Data records:
--- start ---
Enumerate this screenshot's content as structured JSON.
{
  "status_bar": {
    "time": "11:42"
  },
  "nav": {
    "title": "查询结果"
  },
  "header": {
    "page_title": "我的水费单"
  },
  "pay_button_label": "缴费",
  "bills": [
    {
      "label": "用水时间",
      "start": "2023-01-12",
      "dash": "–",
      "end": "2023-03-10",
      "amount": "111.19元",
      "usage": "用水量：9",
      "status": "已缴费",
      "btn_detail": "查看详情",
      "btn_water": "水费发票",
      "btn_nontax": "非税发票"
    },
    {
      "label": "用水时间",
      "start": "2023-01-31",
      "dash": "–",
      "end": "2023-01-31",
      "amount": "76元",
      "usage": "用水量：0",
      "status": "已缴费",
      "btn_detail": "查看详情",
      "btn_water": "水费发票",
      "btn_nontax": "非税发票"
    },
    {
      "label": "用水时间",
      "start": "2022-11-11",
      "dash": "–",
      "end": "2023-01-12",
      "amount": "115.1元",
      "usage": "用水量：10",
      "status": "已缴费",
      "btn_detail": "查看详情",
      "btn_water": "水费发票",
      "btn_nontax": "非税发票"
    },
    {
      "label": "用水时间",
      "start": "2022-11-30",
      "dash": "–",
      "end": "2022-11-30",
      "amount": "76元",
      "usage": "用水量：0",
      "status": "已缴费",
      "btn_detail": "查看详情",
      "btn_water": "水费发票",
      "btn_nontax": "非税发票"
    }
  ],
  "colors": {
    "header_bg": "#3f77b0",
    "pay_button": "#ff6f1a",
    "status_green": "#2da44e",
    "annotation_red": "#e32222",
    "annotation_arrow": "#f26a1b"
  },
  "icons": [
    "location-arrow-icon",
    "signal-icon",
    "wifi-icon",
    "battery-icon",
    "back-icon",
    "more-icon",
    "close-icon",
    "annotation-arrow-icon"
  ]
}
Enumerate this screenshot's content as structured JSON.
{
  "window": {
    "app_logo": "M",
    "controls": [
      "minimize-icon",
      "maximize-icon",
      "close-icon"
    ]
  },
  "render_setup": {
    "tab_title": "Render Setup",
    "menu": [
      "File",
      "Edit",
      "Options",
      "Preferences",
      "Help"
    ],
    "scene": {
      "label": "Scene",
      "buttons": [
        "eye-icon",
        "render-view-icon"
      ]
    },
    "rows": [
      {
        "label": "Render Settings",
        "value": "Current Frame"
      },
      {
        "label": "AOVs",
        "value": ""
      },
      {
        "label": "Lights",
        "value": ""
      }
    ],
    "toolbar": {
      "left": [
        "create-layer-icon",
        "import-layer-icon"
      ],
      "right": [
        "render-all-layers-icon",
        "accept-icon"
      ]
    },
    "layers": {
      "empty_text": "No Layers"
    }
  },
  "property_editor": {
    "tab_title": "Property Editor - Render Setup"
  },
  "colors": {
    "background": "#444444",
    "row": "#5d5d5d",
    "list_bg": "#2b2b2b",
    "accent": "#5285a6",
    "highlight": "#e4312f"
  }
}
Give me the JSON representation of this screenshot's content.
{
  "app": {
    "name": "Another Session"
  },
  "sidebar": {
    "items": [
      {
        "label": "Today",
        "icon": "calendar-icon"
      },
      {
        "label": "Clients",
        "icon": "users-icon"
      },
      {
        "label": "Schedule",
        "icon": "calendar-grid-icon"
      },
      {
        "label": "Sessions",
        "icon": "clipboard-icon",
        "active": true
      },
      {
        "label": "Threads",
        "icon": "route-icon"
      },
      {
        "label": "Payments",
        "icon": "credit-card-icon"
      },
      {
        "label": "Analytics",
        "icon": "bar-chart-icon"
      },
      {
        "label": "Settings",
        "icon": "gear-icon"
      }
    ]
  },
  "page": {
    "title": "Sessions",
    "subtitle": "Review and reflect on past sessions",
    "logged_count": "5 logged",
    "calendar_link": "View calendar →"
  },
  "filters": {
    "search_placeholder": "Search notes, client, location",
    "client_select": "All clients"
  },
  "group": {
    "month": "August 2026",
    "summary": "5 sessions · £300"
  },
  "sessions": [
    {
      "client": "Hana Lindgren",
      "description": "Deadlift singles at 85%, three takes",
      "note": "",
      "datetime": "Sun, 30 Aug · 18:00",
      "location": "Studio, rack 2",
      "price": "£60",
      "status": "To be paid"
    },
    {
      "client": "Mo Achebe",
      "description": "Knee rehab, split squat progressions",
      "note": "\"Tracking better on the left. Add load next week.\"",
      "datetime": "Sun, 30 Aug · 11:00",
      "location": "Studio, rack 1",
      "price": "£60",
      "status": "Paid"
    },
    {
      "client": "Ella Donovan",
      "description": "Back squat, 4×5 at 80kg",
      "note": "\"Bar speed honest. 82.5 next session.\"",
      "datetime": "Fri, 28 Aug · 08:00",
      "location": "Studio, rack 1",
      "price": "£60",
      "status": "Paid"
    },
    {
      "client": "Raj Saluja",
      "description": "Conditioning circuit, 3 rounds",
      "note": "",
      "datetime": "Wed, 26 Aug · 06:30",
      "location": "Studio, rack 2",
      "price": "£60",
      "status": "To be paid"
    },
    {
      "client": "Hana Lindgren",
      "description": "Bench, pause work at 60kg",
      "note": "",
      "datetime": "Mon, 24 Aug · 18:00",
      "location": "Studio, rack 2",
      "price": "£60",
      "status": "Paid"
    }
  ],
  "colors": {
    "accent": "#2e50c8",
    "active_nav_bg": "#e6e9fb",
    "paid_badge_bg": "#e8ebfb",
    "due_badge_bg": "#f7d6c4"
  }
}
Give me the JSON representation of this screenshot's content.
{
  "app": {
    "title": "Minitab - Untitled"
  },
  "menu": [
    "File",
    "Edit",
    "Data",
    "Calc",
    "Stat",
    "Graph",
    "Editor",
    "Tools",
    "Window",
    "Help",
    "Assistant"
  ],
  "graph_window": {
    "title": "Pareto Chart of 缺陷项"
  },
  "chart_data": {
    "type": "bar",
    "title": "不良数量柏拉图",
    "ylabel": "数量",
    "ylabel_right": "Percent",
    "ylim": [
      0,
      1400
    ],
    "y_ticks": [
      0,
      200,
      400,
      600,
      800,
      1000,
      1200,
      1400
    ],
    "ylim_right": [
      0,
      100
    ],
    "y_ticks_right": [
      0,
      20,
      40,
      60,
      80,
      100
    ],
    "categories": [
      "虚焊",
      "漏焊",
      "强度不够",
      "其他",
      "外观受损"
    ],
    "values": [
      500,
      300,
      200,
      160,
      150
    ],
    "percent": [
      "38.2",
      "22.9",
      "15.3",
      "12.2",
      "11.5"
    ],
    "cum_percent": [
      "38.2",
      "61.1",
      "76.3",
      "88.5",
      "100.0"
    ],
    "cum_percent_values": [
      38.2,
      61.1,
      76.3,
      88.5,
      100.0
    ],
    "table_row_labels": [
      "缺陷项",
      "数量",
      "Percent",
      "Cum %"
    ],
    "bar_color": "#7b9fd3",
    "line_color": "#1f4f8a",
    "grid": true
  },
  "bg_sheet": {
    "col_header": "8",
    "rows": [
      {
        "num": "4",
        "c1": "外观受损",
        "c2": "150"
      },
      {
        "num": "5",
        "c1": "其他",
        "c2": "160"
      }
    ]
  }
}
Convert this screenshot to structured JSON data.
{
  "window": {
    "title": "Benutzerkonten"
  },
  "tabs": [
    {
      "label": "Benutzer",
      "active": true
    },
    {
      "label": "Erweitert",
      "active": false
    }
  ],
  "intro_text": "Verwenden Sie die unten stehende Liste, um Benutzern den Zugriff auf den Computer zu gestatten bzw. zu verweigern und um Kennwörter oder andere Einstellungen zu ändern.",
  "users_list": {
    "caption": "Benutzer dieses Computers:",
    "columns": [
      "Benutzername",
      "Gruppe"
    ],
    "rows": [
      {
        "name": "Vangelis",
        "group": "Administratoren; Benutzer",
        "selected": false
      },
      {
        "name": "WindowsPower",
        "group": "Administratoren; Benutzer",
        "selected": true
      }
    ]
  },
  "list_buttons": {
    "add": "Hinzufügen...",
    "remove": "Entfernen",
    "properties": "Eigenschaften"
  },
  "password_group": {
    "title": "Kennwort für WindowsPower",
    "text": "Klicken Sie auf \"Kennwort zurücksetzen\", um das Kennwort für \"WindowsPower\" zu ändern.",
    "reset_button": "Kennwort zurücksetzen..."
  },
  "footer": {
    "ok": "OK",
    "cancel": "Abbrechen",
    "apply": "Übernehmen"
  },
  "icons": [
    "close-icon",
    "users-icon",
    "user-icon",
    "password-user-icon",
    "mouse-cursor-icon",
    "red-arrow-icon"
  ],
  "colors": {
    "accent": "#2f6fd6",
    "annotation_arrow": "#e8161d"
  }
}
--- end ---
What you need to do: Identify each line in the entries with the word "description" and copy it.

Written solution:
      "description": "Deadlift singles at 85%, three takes",
      "description": "Knee rehab, split squat progressions",
      "description": "Back squat, 4×5 at 80kg",
      "description": "Conditioning circuit, 3 rounds",
      "description": "Bench, pause work at 60kg",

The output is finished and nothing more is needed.